[Start]
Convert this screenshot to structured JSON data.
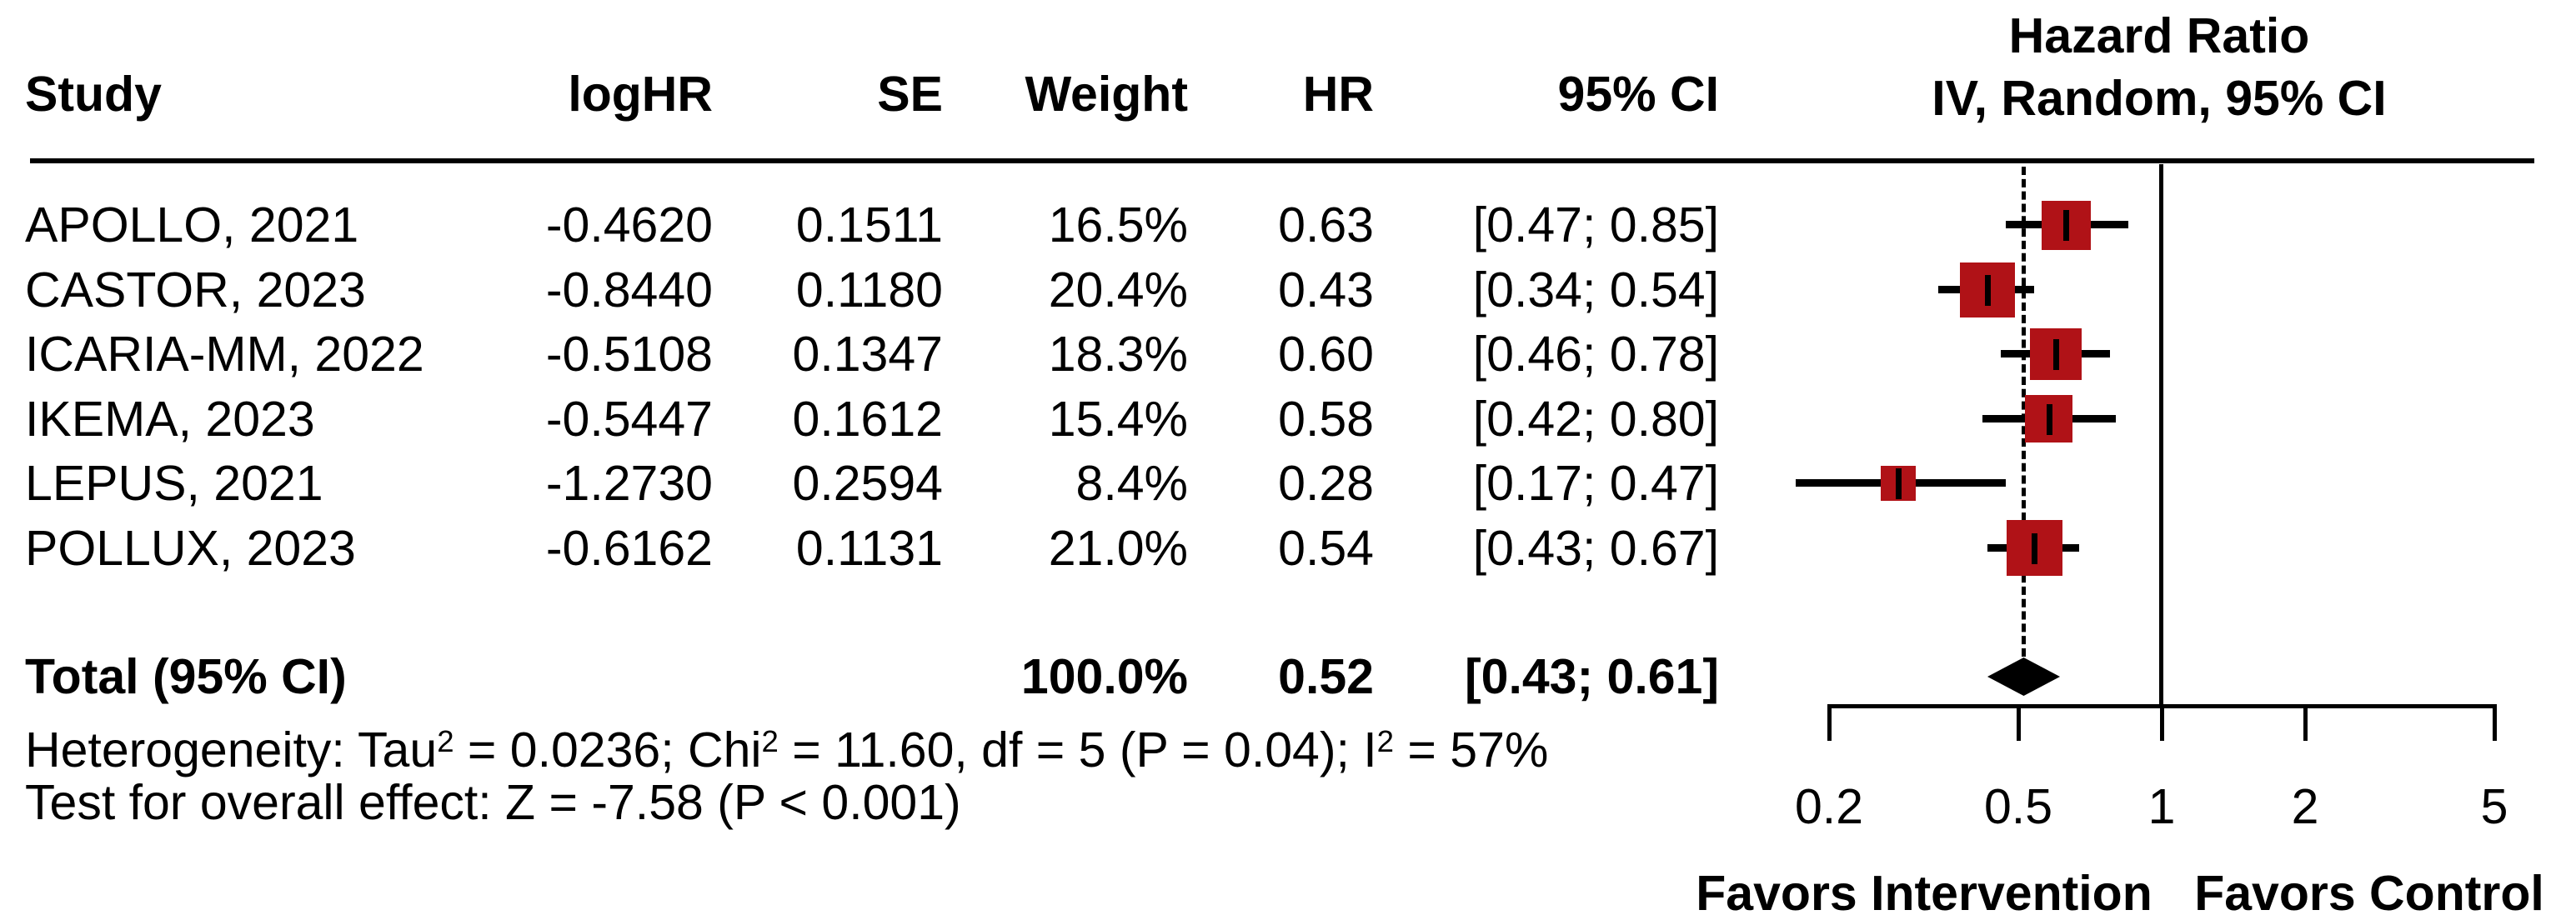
{
  "colors": {
    "marker_red": "#b01217",
    "line_black": "#000000",
    "text": "#000000",
    "background": "#ffffff"
  },
  "table": {
    "headers": {
      "study": "Study",
      "loghr": "logHR",
      "se": "SE",
      "weight": "Weight",
      "hr": "HR",
      "ci": "95% CI"
    },
    "plot_header_line1": "Hazard Ratio",
    "plot_header_line2": "IV, Random, 95% CI"
  },
  "chart_data": {
    "type": "forest",
    "x_scale": "log",
    "x_tick_labels": [
      "0.2",
      "0.5",
      "1",
      "2",
      "5"
    ],
    "x_tick_values": [
      0.2,
      0.5,
      1,
      2,
      5
    ],
    "x_range": [
      0.2,
      5
    ],
    "reference_line": 1,
    "pooled_dashed_line": 0.52,
    "studies": [
      {
        "name": "APOLLO, 2021",
        "loghr": "-0.4620",
        "se": "0.1511",
        "weight": "16.5%",
        "hr_label": "0.63",
        "ci_label": "[0.47; 0.85]",
        "hr": 0.63,
        "lo": 0.47,
        "hi": 0.85,
        "weight_pct": 16.5
      },
      {
        "name": "CASTOR, 2023",
        "loghr": "-0.8440",
        "se": "0.1180",
        "weight": "20.4%",
        "hr_label": "0.43",
        "ci_label": "[0.34; 0.54]",
        "hr": 0.43,
        "lo": 0.34,
        "hi": 0.54,
        "weight_pct": 20.4
      },
      {
        "name": "ICARIA-MM, 2022",
        "loghr": "-0.5108",
        "se": "0.1347",
        "weight": "18.3%",
        "hr_label": "0.60",
        "ci_label": "[0.46; 0.78]",
        "hr": 0.6,
        "lo": 0.46,
        "hi": 0.78,
        "weight_pct": 18.3
      },
      {
        "name": "IKEMA, 2023",
        "loghr": "-0.5447",
        "se": "0.1612",
        "weight": "15.4%",
        "hr_label": "0.58",
        "ci_label": "[0.42; 0.80]",
        "hr": 0.58,
        "lo": 0.42,
        "hi": 0.8,
        "weight_pct": 15.4
      },
      {
        "name": "LEPUS, 2021",
        "loghr": "-1.2730",
        "se": "0.2594",
        "weight": "8.4%",
        "hr_label": "0.28",
        "ci_label": "[0.17; 0.47]",
        "hr": 0.28,
        "lo": 0.17,
        "hi": 0.47,
        "weight_pct": 8.4
      },
      {
        "name": "POLLUX, 2023",
        "loghr": "-0.6162",
        "se": "0.1131",
        "weight": "21.0%",
        "hr_label": "0.54",
        "ci_label": "[0.43; 0.67]",
        "hr": 0.54,
        "lo": 0.43,
        "hi": 0.67,
        "weight_pct": 21.0
      }
    ],
    "total": {
      "label": "Total (95% CI)",
      "weight": "100.0%",
      "hr_label": "0.52",
      "ci_label": "[0.43; 0.61]",
      "hr": 0.52,
      "lo": 0.43,
      "hi": 0.61
    },
    "heterogeneity_segments": [
      {
        "text": "Heterogeneity: Tau"
      },
      {
        "sup": "2"
      },
      {
        "text": " = 0.0236; Chi"
      },
      {
        "sup": "2"
      },
      {
        "text": " = 11.60, df = 5 (P = 0.04); I"
      },
      {
        "sup": "2"
      },
      {
        "text": " = 57%"
      }
    ],
    "overall_effect_text": "Test for overall effect: Z = -7.58 (P < 0.001)",
    "favors_left": "Favors Intervention",
    "favors_right": "Favors Control"
  }
}
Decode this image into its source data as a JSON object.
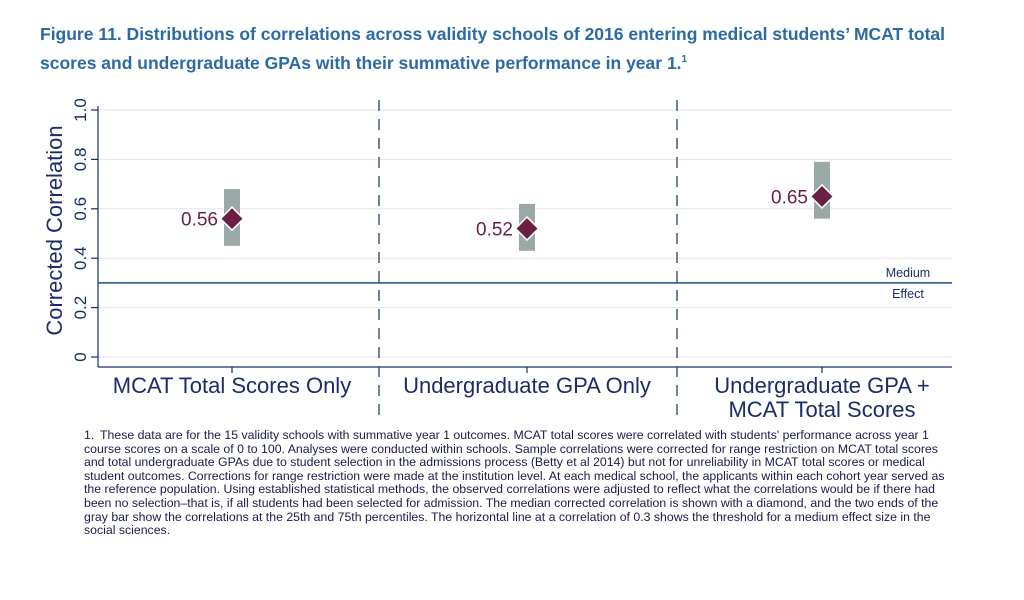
{
  "figure": {
    "title": "Figure 11. Distributions of correlations across validity schools of 2016 entering medical students’ MCAT total scores and undergraduate GPAs with their summative performance in year 1.",
    "title_sup": "1"
  },
  "chart_data": {
    "type": "range-dot",
    "ylabel": "Corrected Correlation",
    "ylim": [
      0,
      1.0
    ],
    "yticks": [
      "0",
      "0.2",
      "0.4",
      "0.6",
      "0.8",
      "1.0"
    ],
    "ytick_values": [
      0,
      0.2,
      0.4,
      0.6,
      0.8,
      1.0
    ],
    "grid": true,
    "categories": [
      {
        "label_lines": [
          "MCAT Total Scores Only"
        ],
        "median": 0.56,
        "median_label": "0.56",
        "p25": 0.45,
        "p75": 0.68
      },
      {
        "label_lines": [
          "Undergraduate GPA Only"
        ],
        "median": 0.52,
        "median_label": "0.52",
        "p25": 0.43,
        "p75": 0.62
      },
      {
        "label_lines": [
          "Undergraduate GPA +",
          "MCAT Total Scores"
        ],
        "median": 0.65,
        "median_label": "0.65",
        "p25": 0.56,
        "p75": 0.79
      }
    ],
    "reference_line": {
      "value": 0.3,
      "label_top": "Medium",
      "label_bottom": "Effect"
    },
    "colors": {
      "marker": "#6b1f45",
      "bar": "#9aa9a6",
      "axis": "#1a2d6b",
      "ref_line": "#1f4f8c",
      "grid": "#e6e6e6",
      "divider": "#3b5a86"
    }
  },
  "footnote": {
    "number": "1.",
    "text": "These data are for the 15 validity schools with summative year 1 outcomes. MCAT total scores were correlated with students' performance across year 1 course scores on a scale of 0 to 100. Analyses were conducted within schools. Sample correlations were corrected for range restriction on MCAT total scores and total undergraduate GPAs due to student selection in the admissions process (Betty et al 2014) but not for unreliability in MCAT total scores or medical student outcomes. Corrections for range restriction were made at the institution level. At each medical school, the applicants within each cohort year served as the reference population. Using established statistical methods, the observed correlations were adjusted to reflect what the correlations would be if there had been no selection–that is, if all students had been selected for admission. The median corrected correlation is shown with a diamond, and the two ends of the gray bar show the correlations at the 25th and 75th percentiles. The horizontal line at a correlation of 0.3 shows the threshold for a medium effect size in the social sciences."
  }
}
[End]
DO THIS
Write out the full set of lines verbatim, without the pictures.

THE OUTPUT
Convert this screenshot to structured JSON data.
{
  "colors": {
    "marker_red": "#b01217",
    "line_black": "#000000",
    "text": "#000000",
    "background": "#ffffff"
  },
  "table": {
    "headers": {
      "study": "Study",
      "loghr": "logHR",
      "se": "SE",
      "weight": "Weight",
      "hr": "HR",
      "ci": "95% CI"
    },
    "plot_header_line1": "Hazard Ratio",
    "plot_header_line2": "IV, Random, 95% CI"
  },
  "chart_data": {
    "type": "forest",
    "x_scale": "log",
    "x_tick_labels": [
      "0.2",
      "0.5",
      "1",
      "2",
      "5"
    ],
    "x_tick_values": [
      0.2,
      0.5,
      1,
      2,
      5
    ],
    "x_range": [
      0.2,
      5
    ],
    "reference_line": 1,
    "pooled_dashed_line": 0.52,
    "studies": [
      {
        "name": "APOLLO, 2021",
        "loghr": "-0.4620",
        "se": "0.1511",
        "weight": "16.5%",
        "hr_label": "0.63",
        "ci_label": "[0.47; 0.85]",
        "hr": 0.63,
        "lo": 0.47,
        "hi": 0.85,
        "weight_pct": 16.5
      },
      {
        "name": "CASTOR, 2023",
        "loghr": "-0.8440",
        "se": "0.1180",
        "weight": "20.4%",
        "hr_label": "0.43",
        "ci_label": "[0.34; 0.54]",
        "hr": 0.43,
        "lo": 0.34,
        "hi": 0.54,
        "weight_pct": 20.4
      },
      {
        "name": "ICARIA-MM, 2022",
        "loghr": "-0.5108",
        "se": "0.1347",
        "weight": "18.3%",
        "hr_label": "0.60",
        "ci_label": "[0.46; 0.78]",
        "hr": 0.6,
        "lo": 0.46,
        "hi": 0.78,
        "weight_pct": 18.3
      },
      {
        "name": "IKEMA, 2023",
        "loghr": "-0.5447",
        "se": "0.1612",
        "weight": "15.4%",
        "hr_label": "0.58",
        "ci_label": "[0.42; 0.80]",
        "hr": 0.58,
        "lo": 0.42,
        "hi": 0.8,
        "weight_pct": 15.4
      },
      {
        "name": "LEPUS, 2021",
        "loghr": "-1.2730",
        "se": "0.2594",
        "weight": "8.4%",
        "hr_label": "0.28",
        "ci_label": "[0.17; 0.47]",
        "hr": 0.28,
        "lo": 0.17,
        "hi": 0.47,
        "weight_pct": 8.4
      },
      {
        "name": "POLLUX, 2023",
        "loghr": "-0.6162",
        "se": "0.1131",
        "weight": "21.0%",
        "hr_label": "0.54",
        "ci_label": "[0.43; 0.67]",
        "hr": 0.54,
        "lo": 0.43,
        "hi": 0.67,
        "weight_pct": 21.0
      }
    ],
    "total": {
      "label": "Total (95% CI)",
      "weight": "100.0%",
      "hr_label": "0.52",
      "ci_label": "[0.43; 0.61]",
      "hr": 0.52,
      "lo": 0.43,
      "hi": 0.61
    },
    "heterogeneity_segments": [
      {
        "text": "Heterogeneity: Tau"
      },
      {
        "sup": "2"
      },
      {
        "text": " = 0.0236; Chi"
      },
      {
        "sup": "2"
      },
      {
        "text": " = 11.60, df = 5 (P = 0.04); I"
      },
      {
        "sup": "2"
      },
      {
        "text": " = 57%"
      }
    ],
    "overall_effect_text": "Test for overall effect: Z = -7.58 (P < 0.001)",
    "favors_left": "Favors Intervention",
    "favors_right": "Favors Control"
  }
}
Decode this image into its source data as a JSON object.
{
  "figure": {
    "title": "Figure 11. Distributions of correlations across validity schools of 2016 entering medical students’ MCAT total scores and undergraduate GPAs with their summative performance in year 1.",
    "title_sup": "1"
  },
  "chart_data": {
    "type": "range-dot",
    "ylabel": "Corrected Correlation",
    "ylim": [
      0,
      1.0
    ],
    "yticks": [
      "0",
      "0.2",
      "0.4",
      "0.6",
      "0.8",
      "1.0"
    ],
    "ytick_values": [
      0,
      0.2,
      0.4,
      0.6,
      0.8,
      1.0
    ],
    "grid": true,
    "categories": [
      {
        "label_lines": [
          "MCAT Total Scores Only"
        ],
        "median": 0.56,
        "median_label": "0.56",
        "p25": 0.45,
        "p75": 0.68
      },
      {
        "label_lines": [
          "Undergraduate GPA Only"
        ],
        "median": 0.52,
        "median_label": "0.52",
        "p25": 0.43,
        "p75": 0.62
      },
      {
        "label_lines": [
          "Undergraduate GPA +",
          "MCAT Total Scores"
        ],
        "median": 0.65,
        "median_label": "0.65",
        "p25": 0.56,
        "p75": 0.79
      }
    ],
    "reference_line": {
      "value": 0.3,
      "label_top": "Medium",
      "label_bottom": "Effect"
    },
    "colors": {
      "marker": "#6b1f45",
      "bar": "#9aa9a6",
      "axis": "#1a2d6b",
      "ref_line": "#1f4f8c",
      "grid": "#e6e6e6",
      "divider": "#3b5a86"
    }
  },
  "footnote": {
    "number": "1.",
    "text": "These data are for the 15 validity schools with summative year 1 outcomes. MCAT total scores were correlated with students' performance across year 1 course scores on a scale of 0 to 100. Analyses were conducted within schools. Sample correlations were corrected for range restriction on MCAT total scores and total undergraduate GPAs due to student selection in the admissions process (Betty et al 2014) but not for unreliability in MCAT total scores or medical student outcomes. Corrections for range restriction were made at the institution level. At each medical school, the applicants within each cohort year served as the reference population. Using established statistical methods, the observed correlations were adjusted to reflect what the correlations would be if there had been no selection–that is, if all students had been selected for admission. The median corrected correlation is shown with a diamond, and the two ends of the gray bar show the correlations at the 25th and 75th percentiles. The horizontal line at a correlation of 0.3 shows the threshold for a medium effect size in the social sciences."
  }
}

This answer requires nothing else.